[Records from a collection]

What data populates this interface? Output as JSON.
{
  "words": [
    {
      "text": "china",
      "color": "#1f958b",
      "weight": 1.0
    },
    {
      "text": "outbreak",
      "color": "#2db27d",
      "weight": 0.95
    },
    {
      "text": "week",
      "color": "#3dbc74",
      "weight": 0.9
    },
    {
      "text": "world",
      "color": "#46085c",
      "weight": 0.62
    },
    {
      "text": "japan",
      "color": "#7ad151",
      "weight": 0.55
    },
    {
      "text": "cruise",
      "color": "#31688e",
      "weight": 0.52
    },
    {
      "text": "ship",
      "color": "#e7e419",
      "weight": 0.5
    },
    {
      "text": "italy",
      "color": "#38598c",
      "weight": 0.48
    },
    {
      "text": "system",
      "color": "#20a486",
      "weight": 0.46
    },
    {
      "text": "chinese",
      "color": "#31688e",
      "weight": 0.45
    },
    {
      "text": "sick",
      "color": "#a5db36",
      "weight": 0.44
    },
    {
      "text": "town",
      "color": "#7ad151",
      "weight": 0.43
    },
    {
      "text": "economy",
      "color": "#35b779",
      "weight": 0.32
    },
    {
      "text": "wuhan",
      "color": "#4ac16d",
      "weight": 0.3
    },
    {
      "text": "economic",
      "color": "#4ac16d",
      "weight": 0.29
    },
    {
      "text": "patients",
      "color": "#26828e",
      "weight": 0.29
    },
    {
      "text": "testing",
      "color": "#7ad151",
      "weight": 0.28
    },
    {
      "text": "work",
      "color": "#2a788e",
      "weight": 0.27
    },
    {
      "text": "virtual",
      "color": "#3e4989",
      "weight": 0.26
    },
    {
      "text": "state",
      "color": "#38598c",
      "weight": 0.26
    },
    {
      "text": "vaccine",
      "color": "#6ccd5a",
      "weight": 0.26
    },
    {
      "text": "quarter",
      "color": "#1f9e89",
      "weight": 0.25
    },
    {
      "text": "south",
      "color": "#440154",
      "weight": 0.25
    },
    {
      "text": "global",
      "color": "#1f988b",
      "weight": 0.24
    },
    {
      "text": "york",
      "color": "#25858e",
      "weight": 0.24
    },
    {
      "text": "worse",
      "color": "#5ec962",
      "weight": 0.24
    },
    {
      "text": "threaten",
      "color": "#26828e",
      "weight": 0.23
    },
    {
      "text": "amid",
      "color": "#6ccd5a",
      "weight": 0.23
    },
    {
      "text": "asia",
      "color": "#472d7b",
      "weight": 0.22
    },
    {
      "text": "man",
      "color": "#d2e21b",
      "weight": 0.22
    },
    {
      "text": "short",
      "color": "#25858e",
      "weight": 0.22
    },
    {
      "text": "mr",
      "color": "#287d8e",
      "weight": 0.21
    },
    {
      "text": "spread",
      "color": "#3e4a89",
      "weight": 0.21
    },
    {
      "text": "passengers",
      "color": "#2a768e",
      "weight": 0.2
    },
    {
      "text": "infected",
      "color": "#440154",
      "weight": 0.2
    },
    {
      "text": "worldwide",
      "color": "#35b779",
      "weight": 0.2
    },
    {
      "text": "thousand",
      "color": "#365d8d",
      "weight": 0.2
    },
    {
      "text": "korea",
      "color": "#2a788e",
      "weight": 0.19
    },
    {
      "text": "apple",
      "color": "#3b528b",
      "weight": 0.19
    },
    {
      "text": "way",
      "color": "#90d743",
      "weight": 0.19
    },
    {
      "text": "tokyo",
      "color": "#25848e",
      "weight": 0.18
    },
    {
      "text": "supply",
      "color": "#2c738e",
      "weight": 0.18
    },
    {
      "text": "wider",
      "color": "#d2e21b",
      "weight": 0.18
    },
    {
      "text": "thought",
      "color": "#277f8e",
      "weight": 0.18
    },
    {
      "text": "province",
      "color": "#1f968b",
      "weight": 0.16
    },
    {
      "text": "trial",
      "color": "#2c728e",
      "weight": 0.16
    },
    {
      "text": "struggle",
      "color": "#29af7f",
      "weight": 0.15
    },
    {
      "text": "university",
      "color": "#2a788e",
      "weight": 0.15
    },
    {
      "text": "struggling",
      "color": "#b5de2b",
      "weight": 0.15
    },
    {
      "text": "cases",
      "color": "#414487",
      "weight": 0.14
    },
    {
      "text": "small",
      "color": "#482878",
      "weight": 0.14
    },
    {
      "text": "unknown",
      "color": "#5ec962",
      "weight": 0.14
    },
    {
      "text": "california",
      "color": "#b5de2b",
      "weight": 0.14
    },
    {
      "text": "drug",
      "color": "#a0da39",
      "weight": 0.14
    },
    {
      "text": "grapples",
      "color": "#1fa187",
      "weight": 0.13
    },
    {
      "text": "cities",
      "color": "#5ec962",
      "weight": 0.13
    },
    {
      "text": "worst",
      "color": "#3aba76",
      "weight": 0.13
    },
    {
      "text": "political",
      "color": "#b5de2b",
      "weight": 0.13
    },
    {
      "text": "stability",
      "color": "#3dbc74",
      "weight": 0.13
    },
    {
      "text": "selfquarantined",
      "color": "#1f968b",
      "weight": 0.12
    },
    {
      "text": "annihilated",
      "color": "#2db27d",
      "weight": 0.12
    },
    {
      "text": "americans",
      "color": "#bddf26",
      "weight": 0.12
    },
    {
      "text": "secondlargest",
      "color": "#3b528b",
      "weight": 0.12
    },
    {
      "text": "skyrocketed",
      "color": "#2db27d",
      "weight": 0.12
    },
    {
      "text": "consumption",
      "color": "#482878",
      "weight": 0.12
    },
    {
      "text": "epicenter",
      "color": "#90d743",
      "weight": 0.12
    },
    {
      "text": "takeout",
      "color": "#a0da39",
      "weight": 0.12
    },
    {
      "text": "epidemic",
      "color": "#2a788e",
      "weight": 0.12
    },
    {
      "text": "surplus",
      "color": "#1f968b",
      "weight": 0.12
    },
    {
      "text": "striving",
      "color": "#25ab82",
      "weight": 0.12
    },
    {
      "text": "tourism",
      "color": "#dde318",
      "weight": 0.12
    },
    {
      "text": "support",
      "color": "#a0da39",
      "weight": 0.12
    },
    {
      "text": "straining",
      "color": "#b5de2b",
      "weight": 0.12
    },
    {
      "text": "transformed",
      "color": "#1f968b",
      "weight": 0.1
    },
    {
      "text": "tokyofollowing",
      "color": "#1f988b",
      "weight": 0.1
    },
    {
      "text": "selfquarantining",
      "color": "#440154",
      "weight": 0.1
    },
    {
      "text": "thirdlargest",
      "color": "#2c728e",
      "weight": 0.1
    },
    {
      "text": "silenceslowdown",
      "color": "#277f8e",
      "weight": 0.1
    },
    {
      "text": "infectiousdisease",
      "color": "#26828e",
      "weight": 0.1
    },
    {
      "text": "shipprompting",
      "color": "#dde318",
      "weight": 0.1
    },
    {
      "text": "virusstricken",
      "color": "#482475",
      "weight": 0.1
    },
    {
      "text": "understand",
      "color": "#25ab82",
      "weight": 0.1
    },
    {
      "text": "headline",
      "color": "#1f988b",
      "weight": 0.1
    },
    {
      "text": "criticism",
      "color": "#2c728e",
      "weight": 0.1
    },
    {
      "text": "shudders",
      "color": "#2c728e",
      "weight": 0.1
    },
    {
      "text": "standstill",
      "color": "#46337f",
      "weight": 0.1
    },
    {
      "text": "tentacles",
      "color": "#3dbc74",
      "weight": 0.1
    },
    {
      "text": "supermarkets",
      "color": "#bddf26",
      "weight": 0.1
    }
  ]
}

# [Directions]
Would you return all of the data exactly as given?

# [Answer to this problem]
What data populates this interface? Output as JSON.
{
  "words": [
    {
      "text": "china",
      "color": "#1f958b",
      "weight": 1.0
    },
    {
      "text": "outbreak",
      "color": "#2db27d",
      "weight": 0.95
    },
    {
      "text": "week",
      "color": "#3dbc74",
      "weight": 0.9
    },
    {
      "text": "world",
      "color": "#46085c",
      "weight": 0.62
    },
    {
      "text": "japan",
      "color": "#7ad151",
      "weight": 0.55
    },
    {
      "text": "cruise",
      "color": "#31688e",
      "weight": 0.52
    },
    {
      "text": "ship",
      "color": "#e7e419",
      "weight": 0.5
    },
    {
      "text": "italy",
      "color": "#38598c",
      "weight": 0.48
    },
    {
      "text": "system",
      "color": "#20a486",
      "weight": 0.46
    },
    {
      "text": "chinese",
      "color": "#31688e",
      "weight": 0.45
    },
    {
      "text": "sick",
      "color": "#a5db36",
      "weight": 0.44
    },
    {
      "text": "town",
      "color": "#7ad151",
      "weight": 0.43
    },
    {
      "text": "economy",
      "color": "#35b779",
      "weight": 0.32
    },
    {
      "text": "wuhan",
      "color": "#4ac16d",
      "weight": 0.3
    },
    {
      "text": "economic",
      "color": "#4ac16d",
      "weight": 0.29
    },
    {
      "text": "patients",
      "color": "#26828e",
      "weight": 0.29
    },
    {
      "text": "testing",
      "color": "#7ad151",
      "weight": 0.28
    },
    {
      "text": "work",
      "color": "#2a788e",
      "weight": 0.27
    },
    {
      "text": "virtual",
      "color": "#3e4989",
      "weight": 0.26
    },
    {
      "text": "state",
      "color": "#38598c",
      "weight": 0.26
    },
    {
      "text": "vaccine",
      "color": "#6ccd5a",
      "weight": 0.26
    },
    {
      "text": "quarter",
      "color": "#1f9e89",
      "weight": 0.25
    },
    {
      "text": "south",
      "color": "#440154",
      "weight": 0.25
    },
    {
      "text": "global",
      "color": "#1f988b",
      "weight": 0.24
    },
    {
      "text": "york",
      "color": "#25858e",
      "weight": 0.24
    },
    {
      "text": "worse",
      "color": "#5ec962",
      "weight": 0.24
    },
    {
      "text": "threaten",
      "color": "#26828e",
      "weight": 0.23
    },
    {
      "text": "amid",
      "color": "#6ccd5a",
      "weight": 0.23
    },
    {
      "text": "asia",
      "color": "#472d7b",
      "weight": 0.22
    },
    {
      "text": "man",
      "color": "#d2e21b",
      "weight": 0.22
    },
    {
      "text": "short",
      "color": "#25858e",
      "weight": 0.22
    },
    {
      "text": "mr",
      "color": "#287d8e",
      "weight": 0.21
    },
    {
      "text": "spread",
      "color": "#3e4a89",
      "weight": 0.21
    },
    {
      "text": "passengers",
      "color": "#2a768e",
      "weight": 0.2
    },
    {
      "text": "infected",
      "color": "#440154",
      "weight": 0.2
    },
    {
      "text": "worldwide",
      "color": "#35b779",
      "weight": 0.2
    },
    {
      "text": "thousand",
      "color": "#365d8d",
      "weight": 0.2
    },
    {
      "text": "korea",
      "color": "#2a788e",
      "weight": 0.19
    },
    {
      "text": "apple",
      "color": "#3b528b",
      "weight": 0.19
    },
    {
      "text": "way",
      "color": "#90d743",
      "weight": 0.19
    },
    {
      "text": "tokyo",
      "color": "#25848e",
      "weight": 0.18
    },
    {
      "text": "supply",
      "color": "#2c738e",
      "weight": 0.18
    },
    {
      "text": "wider",
      "color": "#d2e21b",
      "weight": 0.18
    },
    {
      "text": "thought",
      "color": "#277f8e",
      "weight": 0.18
    },
    {
      "text": "province",
      "color": "#1f968b",
      "weight": 0.16
    },
    {
      "text": "trial",
      "color": "#2c728e",
      "weight": 0.16
    },
    {
      "text": "struggle",
      "color": "#29af7f",
      "weight": 0.15
    },
    {
      "text": "university",
      "color": "#2a788e",
      "weight": 0.15
    },
    {
      "text": "struggling",
      "color": "#b5de2b",
      "weight": 0.15
    },
    {
      "text": "cases",
      "color": "#414487",
      "weight": 0.14
    },
    {
      "text": "small",
      "color": "#482878",
      "weight": 0.14
    },
    {
      "text": "unknown",
      "color": "#5ec962",
      "weight": 0.14
    },
    {
      "text": "california",
      "color": "#b5de2b",
      "weight": 0.14
    },
    {
      "text": "drug",
      "color": "#a0da39",
      "weight": 0.14
    },
    {
      "text": "grapples",
      "color": "#1fa187",
      "weight": 0.13
    },
    {
      "text": "cities",
      "color": "#5ec962",
      "weight": 0.13
    },
    {
      "text": "worst",
      "color": "#3aba76",
      "weight": 0.13
    },
    {
      "text": "political",
      "color": "#b5de2b",
      "weight": 0.13
    },
    {
      "text": "stability",
      "color": "#3dbc74",
      "weight": 0.13
    },
    {
      "text": "selfquarantined",
      "color": "#1f968b",
      "weight": 0.12
    },
    {
      "text": "annihilated",
      "color": "#2db27d",
      "weight": 0.12
    },
    {
      "text": "americans",
      "color": "#bddf26",
      "weight": 0.12
    },
    {
      "text": "secondlargest",
      "color": "#3b528b",
      "weight": 0.12
    },
    {
      "text": "skyrocketed",
      "color": "#2db27d",
      "weight": 0.12
    },
    {
      "text": "consumption",
      "color": "#482878",
      "weight": 0.12
    },
    {
      "text": "epicenter",
      "color": "#90d743",
      "weight": 0.12
    },
    {
      "text": "takeout",
      "color": "#a0da39",
      "weight": 0.12
    },
    {
      "text": "epidemic",
      "color": "#2a788e",
      "weight": 0.12
    },
    {
      "text": "surplus",
      "color": "#1f968b",
      "weight": 0.12
    },
    {
      "text": "striving",
      "color": "#25ab82",
      "weight": 0.12
    },
    {
      "text": "tourism",
      "color": "#dde318",
      "weight": 0.12
    },
    {
      "text": "support",
      "color": "#a0da39",
      "weight": 0.12
    },
    {
      "text": "straining",
      "color": "#b5de2b",
      "weight": 0.12
    },
    {
      "text": "transformed",
      "color": "#1f968b",
      "weight": 0.1
    },
    {
      "text": "tokyofollowing",
      "color": "#1f988b",
      "weight": 0.1
    },
    {
      "text": "selfquarantining",
      "color": "#440154",
      "weight": 0.1
    },
    {
      "text": "thirdlargest",
      "color": "#2c728e",
      "weight": 0.1
    },
    {
      "text": "silenceslowdown",
      "color": "#277f8e",
      "weight": 0.1
    },
    {
      "text": "infectiousdisease",
      "color": "#26828e",
      "weight": 0.1
    },
    {
      "text": "shipprompting",
      "color": "#dde318",
      "weight": 0.1
    },
    {
      "text": "virusstricken",
      "color": "#482475",
      "weight": 0.1
    },
    {
      "text": "understand",
      "color": "#25ab82",
      "weight": 0.1
    },
    {
      "text": "headline",
      "color": "#1f988b",
      "weight": 0.1
    },
    {
      "text": "criticism",
      "color": "#2c728e",
      "weight": 0.1
    },
    {
      "text": "shudders",
      "color": "#2c728e",
      "weight": 0.1
    },
    {
      "text": "standstill",
      "color": "#46337f",
      "weight": 0.1
    },
    {
      "text": "tentacles",
      "color": "#3dbc74",
      "weight": 0.1
    },
    {
      "text": "supermarkets",
      "color": "#bddf26",
      "weight": 0.1
    }
  ]
}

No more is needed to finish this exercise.